EXERCISE -
Below are entries to be transcribed exactly; exclude the pictures from the copy.

* begin MATERIAL PROVIDED *

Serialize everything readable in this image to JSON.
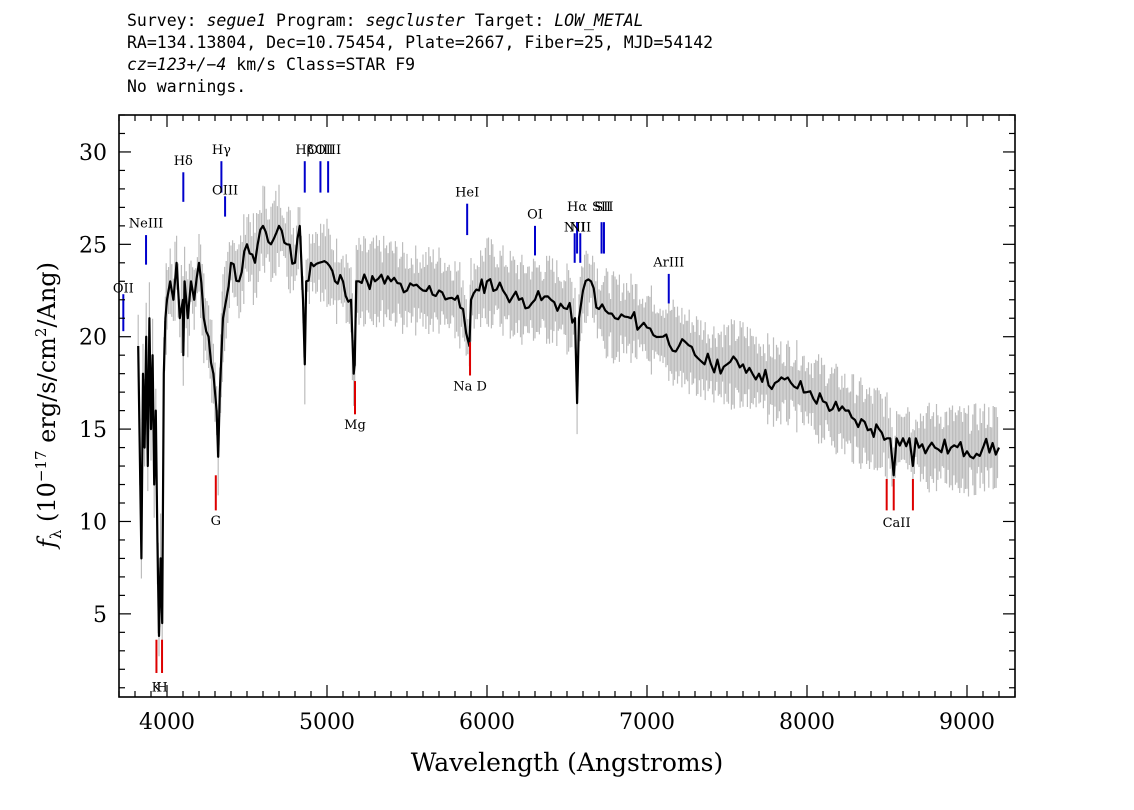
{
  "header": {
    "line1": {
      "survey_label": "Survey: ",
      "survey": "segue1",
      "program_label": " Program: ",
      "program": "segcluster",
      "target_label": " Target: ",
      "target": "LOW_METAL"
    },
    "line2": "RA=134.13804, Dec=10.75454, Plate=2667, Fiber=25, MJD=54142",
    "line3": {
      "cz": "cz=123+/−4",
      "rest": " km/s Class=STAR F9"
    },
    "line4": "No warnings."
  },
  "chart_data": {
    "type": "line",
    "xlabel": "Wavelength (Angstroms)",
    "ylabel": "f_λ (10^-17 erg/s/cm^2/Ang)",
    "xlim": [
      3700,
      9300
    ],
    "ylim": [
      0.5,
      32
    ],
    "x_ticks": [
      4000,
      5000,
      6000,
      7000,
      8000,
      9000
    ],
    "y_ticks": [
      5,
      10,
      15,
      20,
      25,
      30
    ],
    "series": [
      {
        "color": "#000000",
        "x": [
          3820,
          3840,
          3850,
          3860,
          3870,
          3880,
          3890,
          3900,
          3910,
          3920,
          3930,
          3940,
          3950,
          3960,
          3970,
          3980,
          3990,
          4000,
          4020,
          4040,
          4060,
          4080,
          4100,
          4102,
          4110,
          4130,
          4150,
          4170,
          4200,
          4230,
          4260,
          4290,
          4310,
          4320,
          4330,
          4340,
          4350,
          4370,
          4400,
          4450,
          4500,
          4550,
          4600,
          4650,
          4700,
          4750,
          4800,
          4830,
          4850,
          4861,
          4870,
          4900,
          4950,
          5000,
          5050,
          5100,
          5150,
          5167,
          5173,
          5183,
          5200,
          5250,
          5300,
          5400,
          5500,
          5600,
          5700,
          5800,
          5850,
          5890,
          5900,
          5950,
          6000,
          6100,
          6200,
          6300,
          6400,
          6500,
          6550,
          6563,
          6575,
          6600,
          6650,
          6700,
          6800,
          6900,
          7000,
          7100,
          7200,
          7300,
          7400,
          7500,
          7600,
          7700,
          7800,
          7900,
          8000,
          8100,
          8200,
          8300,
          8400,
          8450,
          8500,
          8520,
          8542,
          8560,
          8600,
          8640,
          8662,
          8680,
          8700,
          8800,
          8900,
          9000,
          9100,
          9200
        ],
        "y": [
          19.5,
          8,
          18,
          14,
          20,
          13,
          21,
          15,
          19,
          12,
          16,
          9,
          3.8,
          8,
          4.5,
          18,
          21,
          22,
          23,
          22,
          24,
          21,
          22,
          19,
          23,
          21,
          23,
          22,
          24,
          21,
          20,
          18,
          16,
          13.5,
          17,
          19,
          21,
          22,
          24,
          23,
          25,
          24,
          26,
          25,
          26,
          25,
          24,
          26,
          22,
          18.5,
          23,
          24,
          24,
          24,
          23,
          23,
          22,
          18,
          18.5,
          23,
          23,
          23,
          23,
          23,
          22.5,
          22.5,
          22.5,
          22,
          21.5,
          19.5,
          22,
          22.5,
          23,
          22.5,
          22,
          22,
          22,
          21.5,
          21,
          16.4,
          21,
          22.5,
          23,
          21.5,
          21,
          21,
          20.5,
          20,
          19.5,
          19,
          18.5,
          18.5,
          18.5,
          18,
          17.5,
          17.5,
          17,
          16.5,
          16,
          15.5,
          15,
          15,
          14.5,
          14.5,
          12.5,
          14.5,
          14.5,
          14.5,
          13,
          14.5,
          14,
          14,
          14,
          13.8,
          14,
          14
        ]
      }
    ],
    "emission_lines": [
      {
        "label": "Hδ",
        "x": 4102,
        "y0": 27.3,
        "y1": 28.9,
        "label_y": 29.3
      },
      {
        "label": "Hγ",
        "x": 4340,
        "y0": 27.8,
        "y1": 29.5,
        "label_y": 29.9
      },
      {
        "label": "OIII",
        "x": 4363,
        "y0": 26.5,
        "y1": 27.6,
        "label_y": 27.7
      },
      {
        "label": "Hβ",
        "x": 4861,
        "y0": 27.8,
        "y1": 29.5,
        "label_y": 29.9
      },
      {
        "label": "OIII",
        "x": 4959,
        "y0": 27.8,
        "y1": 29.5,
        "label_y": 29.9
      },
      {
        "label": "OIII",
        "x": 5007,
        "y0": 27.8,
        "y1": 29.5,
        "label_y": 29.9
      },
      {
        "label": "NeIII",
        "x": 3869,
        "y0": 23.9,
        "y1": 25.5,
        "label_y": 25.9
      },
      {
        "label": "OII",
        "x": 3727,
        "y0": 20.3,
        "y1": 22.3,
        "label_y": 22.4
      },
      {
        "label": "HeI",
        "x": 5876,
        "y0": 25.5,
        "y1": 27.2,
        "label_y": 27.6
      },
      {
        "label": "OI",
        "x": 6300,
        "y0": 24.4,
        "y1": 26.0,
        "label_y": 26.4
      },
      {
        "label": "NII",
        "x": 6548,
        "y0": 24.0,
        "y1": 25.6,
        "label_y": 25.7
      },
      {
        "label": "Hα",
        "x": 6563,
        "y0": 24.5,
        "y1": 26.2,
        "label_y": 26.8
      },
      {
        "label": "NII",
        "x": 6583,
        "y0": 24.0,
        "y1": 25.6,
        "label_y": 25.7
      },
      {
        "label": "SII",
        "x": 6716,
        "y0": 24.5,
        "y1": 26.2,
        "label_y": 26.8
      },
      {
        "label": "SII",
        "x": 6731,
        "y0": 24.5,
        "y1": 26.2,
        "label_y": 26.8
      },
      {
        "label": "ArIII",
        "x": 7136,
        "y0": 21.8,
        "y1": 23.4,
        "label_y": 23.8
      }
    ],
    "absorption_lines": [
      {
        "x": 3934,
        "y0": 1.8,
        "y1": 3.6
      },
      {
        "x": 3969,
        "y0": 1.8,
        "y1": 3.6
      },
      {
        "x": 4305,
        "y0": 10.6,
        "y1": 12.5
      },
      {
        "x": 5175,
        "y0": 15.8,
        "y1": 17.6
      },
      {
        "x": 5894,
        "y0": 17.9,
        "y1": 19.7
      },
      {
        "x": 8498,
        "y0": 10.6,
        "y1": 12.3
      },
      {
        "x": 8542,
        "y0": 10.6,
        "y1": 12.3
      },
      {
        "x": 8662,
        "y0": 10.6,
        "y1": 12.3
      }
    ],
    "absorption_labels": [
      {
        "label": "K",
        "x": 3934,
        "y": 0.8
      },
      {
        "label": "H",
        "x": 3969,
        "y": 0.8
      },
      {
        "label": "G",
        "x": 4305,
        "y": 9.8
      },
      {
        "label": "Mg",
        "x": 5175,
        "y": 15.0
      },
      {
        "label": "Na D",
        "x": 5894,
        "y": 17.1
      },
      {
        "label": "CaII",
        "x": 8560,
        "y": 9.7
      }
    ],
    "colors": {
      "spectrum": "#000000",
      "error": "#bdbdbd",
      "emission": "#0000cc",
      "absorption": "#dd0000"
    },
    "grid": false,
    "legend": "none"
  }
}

* end MATERIAL PROVIDED *

TASK OUTPUT -
Serialize everything readable in this image to JSON.
{
  "header": {
    "line1": {
      "survey_label": "Survey: ",
      "survey": "segue1",
      "program_label": " Program: ",
      "program": "segcluster",
      "target_label": " Target: ",
      "target": "LOW_METAL"
    },
    "line2": "RA=134.13804, Dec=10.75454, Plate=2667, Fiber=25, MJD=54142",
    "line3": {
      "cz": "cz=123+/−4",
      "rest": " km/s Class=STAR F9"
    },
    "line4": "No warnings."
  },
  "chart_data": {
    "type": "line",
    "xlabel": "Wavelength (Angstroms)",
    "ylabel": "f_λ (10^-17 erg/s/cm^2/Ang)",
    "xlim": [
      3700,
      9300
    ],
    "ylim": [
      0.5,
      32
    ],
    "x_ticks": [
      4000,
      5000,
      6000,
      7000,
      8000,
      9000
    ],
    "y_ticks": [
      5,
      10,
      15,
      20,
      25,
      30
    ],
    "series": [
      {
        "color": "#000000",
        "x": [
          3820,
          3840,
          3850,
          3860,
          3870,
          3880,
          3890,
          3900,
          3910,
          3920,
          3930,
          3940,
          3950,
          3960,
          3970,
          3980,
          3990,
          4000,
          4020,
          4040,
          4060,
          4080,
          4100,
          4102,
          4110,
          4130,
          4150,
          4170,
          4200,
          4230,
          4260,
          4290,
          4310,
          4320,
          4330,
          4340,
          4350,
          4370,
          4400,
          4450,
          4500,
          4550,
          4600,
          4650,
          4700,
          4750,
          4800,
          4830,
          4850,
          4861,
          4870,
          4900,
          4950,
          5000,
          5050,
          5100,
          5150,
          5167,
          5173,
          5183,
          5200,
          5250,
          5300,
          5400,
          5500,
          5600,
          5700,
          5800,
          5850,
          5890,
          5900,
          5950,
          6000,
          6100,
          6200,
          6300,
          6400,
          6500,
          6550,
          6563,
          6575,
          6600,
          6650,
          6700,
          6800,
          6900,
          7000,
          7100,
          7200,
          7300,
          7400,
          7500,
          7600,
          7700,
          7800,
          7900,
          8000,
          8100,
          8200,
          8300,
          8400,
          8450,
          8500,
          8520,
          8542,
          8560,
          8600,
          8640,
          8662,
          8680,
          8700,
          8800,
          8900,
          9000,
          9100,
          9200
        ],
        "y": [
          19.5,
          8,
          18,
          14,
          20,
          13,
          21,
          15,
          19,
          12,
          16,
          9,
          3.8,
          8,
          4.5,
          18,
          21,
          22,
          23,
          22,
          24,
          21,
          22,
          19,
          23,
          21,
          23,
          22,
          24,
          21,
          20,
          18,
          16,
          13.5,
          17,
          19,
          21,
          22,
          24,
          23,
          25,
          24,
          26,
          25,
          26,
          25,
          24,
          26,
          22,
          18.5,
          23,
          24,
          24,
          24,
          23,
          23,
          22,
          18,
          18.5,
          23,
          23,
          23,
          23,
          23,
          22.5,
          22.5,
          22.5,
          22,
          21.5,
          19.5,
          22,
          22.5,
          23,
          22.5,
          22,
          22,
          22,
          21.5,
          21,
          16.4,
          21,
          22.5,
          23,
          21.5,
          21,
          21,
          20.5,
          20,
          19.5,
          19,
          18.5,
          18.5,
          18.5,
          18,
          17.5,
          17.5,
          17,
          16.5,
          16,
          15.5,
          15,
          15,
          14.5,
          14.5,
          12.5,
          14.5,
          14.5,
          14.5,
          13,
          14.5,
          14,
          14,
          14,
          13.8,
          14,
          14
        ]
      }
    ],
    "emission_lines": [
      {
        "label": "Hδ",
        "x": 4102,
        "y0": 27.3,
        "y1": 28.9,
        "label_y": 29.3
      },
      {
        "label": "Hγ",
        "x": 4340,
        "y0": 27.8,
        "y1": 29.5,
        "label_y": 29.9
      },
      {
        "label": "OIII",
        "x": 4363,
        "y0": 26.5,
        "y1": 27.6,
        "label_y": 27.7
      },
      {
        "label": "Hβ",
        "x": 4861,
        "y0": 27.8,
        "y1": 29.5,
        "label_y": 29.9
      },
      {
        "label": "OIII",
        "x": 4959,
        "y0": 27.8,
        "y1": 29.5,
        "label_y": 29.9
      },
      {
        "label": "OIII",
        "x": 5007,
        "y0": 27.8,
        "y1": 29.5,
        "label_y": 29.9
      },
      {
        "label": "NeIII",
        "x": 3869,
        "y0": 23.9,
        "y1": 25.5,
        "label_y": 25.9
      },
      {
        "label": "OII",
        "x": 3727,
        "y0": 20.3,
        "y1": 22.3,
        "label_y": 22.4
      },
      {
        "label": "HeI",
        "x": 5876,
        "y0": 25.5,
        "y1": 27.2,
        "label_y": 27.6
      },
      {
        "label": "OI",
        "x": 6300,
        "y0": 24.4,
        "y1": 26.0,
        "label_y": 26.4
      },
      {
        "label": "NII",
        "x": 6548,
        "y0": 24.0,
        "y1": 25.6,
        "label_y": 25.7
      },
      {
        "label": "Hα",
        "x": 6563,
        "y0": 24.5,
        "y1": 26.2,
        "label_y": 26.8
      },
      {
        "label": "NII",
        "x": 6583,
        "y0": 24.0,
        "y1": 25.6,
        "label_y": 25.7
      },
      {
        "label": "SII",
        "x": 6716,
        "y0": 24.5,
        "y1": 26.2,
        "label_y": 26.8
      },
      {
        "label": "SII",
        "x": 6731,
        "y0": 24.5,
        "y1": 26.2,
        "label_y": 26.8
      },
      {
        "label": "ArIII",
        "x": 7136,
        "y0": 21.8,
        "y1": 23.4,
        "label_y": 23.8
      }
    ],
    "absorption_lines": [
      {
        "x": 3934,
        "y0": 1.8,
        "y1": 3.6
      },
      {
        "x": 3969,
        "y0": 1.8,
        "y1": 3.6
      },
      {
        "x": 4305,
        "y0": 10.6,
        "y1": 12.5
      },
      {
        "x": 5175,
        "y0": 15.8,
        "y1": 17.6
      },
      {
        "x": 5894,
        "y0": 17.9,
        "y1": 19.7
      },
      {
        "x": 8498,
        "y0": 10.6,
        "y1": 12.3
      },
      {
        "x": 8542,
        "y0": 10.6,
        "y1": 12.3
      },
      {
        "x": 8662,
        "y0": 10.6,
        "y1": 12.3
      }
    ],
    "absorption_labels": [
      {
        "label": "K",
        "x": 3934,
        "y": 0.8
      },
      {
        "label": "H",
        "x": 3969,
        "y": 0.8
      },
      {
        "label": "G",
        "x": 4305,
        "y": 9.8
      },
      {
        "label": "Mg",
        "x": 5175,
        "y": 15.0
      },
      {
        "label": "Na D",
        "x": 5894,
        "y": 17.1
      },
      {
        "label": "CaII",
        "x": 8560,
        "y": 9.7
      }
    ],
    "colors": {
      "spectrum": "#000000",
      "error": "#bdbdbd",
      "emission": "#0000cc",
      "absorption": "#dd0000"
    },
    "grid": false,
    "legend": "none"
  }
}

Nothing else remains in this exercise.